[Problem details]: Report back each line of the records that contains the string "such".

[Data to process]:
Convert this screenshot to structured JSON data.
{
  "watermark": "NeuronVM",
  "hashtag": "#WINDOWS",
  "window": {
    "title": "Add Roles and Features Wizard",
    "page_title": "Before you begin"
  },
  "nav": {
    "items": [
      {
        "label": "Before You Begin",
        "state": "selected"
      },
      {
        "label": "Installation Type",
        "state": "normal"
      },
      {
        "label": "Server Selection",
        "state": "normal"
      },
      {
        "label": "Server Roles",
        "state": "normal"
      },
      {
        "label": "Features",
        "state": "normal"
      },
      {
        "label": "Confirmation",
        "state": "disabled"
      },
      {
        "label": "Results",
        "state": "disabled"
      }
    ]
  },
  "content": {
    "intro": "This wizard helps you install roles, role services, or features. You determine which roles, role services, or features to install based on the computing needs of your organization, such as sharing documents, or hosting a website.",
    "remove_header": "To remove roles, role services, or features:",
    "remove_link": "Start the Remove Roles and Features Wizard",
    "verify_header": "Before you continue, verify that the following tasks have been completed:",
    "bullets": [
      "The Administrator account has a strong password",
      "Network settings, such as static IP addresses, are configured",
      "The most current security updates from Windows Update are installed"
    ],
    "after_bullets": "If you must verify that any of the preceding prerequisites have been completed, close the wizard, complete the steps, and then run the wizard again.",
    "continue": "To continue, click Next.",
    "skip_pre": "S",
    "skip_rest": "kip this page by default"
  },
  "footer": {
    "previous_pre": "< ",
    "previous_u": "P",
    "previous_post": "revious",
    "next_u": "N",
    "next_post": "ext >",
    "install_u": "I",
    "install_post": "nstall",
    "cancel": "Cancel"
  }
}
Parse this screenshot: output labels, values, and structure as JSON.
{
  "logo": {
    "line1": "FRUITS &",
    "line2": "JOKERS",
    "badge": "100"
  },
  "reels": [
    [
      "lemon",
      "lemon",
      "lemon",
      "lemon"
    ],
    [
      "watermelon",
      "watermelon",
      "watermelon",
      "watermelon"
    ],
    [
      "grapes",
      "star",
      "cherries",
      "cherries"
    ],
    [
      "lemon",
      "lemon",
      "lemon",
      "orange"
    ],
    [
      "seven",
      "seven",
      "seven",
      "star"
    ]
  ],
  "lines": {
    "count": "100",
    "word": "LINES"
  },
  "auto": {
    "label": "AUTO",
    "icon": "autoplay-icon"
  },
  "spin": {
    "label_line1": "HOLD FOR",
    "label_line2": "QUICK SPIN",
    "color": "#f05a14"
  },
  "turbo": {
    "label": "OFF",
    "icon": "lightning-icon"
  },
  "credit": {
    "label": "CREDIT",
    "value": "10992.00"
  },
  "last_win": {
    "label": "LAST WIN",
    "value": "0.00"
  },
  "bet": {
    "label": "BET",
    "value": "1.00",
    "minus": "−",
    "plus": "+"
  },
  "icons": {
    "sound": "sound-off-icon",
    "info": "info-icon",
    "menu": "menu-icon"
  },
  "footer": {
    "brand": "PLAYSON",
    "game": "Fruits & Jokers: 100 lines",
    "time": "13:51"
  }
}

[The reply]:
    "intro": "This wizard helps you install roles, role services, or features. You determine which roles, role services, or features to install based on the computing needs of your organization, such as sharing documents, or hosting a website.",
      "Network settings, such as static IP addresses, are configured",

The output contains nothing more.